§ DIRECTIVE: Where a line holds the word "있었습니다", copy that line.

--*--

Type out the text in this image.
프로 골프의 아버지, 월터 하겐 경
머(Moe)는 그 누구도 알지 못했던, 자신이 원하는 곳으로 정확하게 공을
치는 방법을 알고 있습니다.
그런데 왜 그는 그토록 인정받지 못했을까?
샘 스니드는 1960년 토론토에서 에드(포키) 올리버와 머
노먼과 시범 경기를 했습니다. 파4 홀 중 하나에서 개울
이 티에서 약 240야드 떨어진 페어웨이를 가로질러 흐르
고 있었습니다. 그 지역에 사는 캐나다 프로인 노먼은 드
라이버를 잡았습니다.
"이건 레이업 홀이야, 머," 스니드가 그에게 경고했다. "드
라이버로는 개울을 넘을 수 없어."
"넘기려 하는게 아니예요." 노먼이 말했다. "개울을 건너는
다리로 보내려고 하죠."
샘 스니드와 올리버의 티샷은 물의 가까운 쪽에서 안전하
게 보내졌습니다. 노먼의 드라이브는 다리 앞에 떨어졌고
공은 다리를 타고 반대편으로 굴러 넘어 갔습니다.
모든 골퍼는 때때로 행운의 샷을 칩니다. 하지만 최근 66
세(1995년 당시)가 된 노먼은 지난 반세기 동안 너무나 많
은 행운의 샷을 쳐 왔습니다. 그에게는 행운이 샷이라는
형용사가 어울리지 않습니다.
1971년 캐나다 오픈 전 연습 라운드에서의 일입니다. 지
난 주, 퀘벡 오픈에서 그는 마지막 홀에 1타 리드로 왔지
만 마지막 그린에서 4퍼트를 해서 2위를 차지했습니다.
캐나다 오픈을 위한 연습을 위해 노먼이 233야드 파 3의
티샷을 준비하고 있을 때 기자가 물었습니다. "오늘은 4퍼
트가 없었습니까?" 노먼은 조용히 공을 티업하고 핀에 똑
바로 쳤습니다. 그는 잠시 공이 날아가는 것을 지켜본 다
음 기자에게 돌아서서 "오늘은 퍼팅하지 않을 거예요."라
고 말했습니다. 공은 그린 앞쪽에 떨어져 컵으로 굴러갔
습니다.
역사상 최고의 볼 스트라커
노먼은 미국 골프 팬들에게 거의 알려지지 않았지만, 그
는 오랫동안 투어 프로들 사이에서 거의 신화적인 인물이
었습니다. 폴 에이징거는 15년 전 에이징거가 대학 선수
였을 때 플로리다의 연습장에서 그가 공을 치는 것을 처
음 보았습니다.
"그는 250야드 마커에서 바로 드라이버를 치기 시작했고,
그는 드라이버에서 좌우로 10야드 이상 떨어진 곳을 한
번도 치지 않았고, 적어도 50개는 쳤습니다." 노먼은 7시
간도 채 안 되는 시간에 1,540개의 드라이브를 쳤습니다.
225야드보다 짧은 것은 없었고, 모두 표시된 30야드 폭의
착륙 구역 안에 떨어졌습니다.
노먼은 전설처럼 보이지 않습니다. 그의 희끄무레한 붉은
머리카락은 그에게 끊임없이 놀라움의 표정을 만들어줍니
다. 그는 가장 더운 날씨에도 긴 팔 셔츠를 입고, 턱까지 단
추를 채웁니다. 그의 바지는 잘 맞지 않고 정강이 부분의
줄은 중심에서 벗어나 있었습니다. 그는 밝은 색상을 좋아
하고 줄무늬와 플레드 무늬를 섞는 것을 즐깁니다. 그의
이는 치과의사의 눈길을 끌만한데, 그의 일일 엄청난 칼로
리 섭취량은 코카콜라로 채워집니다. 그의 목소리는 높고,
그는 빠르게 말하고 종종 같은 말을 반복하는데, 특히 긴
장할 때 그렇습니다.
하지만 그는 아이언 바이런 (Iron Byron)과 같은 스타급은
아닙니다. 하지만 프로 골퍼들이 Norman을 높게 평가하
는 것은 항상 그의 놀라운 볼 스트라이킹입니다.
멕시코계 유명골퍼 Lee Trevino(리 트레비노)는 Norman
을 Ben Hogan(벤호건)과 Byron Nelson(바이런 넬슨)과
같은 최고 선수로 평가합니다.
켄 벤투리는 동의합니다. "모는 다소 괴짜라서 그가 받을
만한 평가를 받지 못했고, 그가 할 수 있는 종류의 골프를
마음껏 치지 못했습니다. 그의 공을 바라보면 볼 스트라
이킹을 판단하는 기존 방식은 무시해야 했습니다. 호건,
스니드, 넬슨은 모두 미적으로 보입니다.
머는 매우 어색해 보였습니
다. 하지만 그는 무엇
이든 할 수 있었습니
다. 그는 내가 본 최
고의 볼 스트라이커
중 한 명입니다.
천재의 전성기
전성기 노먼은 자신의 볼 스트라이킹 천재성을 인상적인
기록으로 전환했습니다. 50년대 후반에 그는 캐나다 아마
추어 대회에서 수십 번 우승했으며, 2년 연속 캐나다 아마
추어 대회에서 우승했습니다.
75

--*--

§ THE SOLUTION:
고 있었습니다. 그 지역에 사는 캐나다 프로인 노먼은 드
줄은 중심에서 벗어나 있었습니다. 그는 밝은 색상을 좋아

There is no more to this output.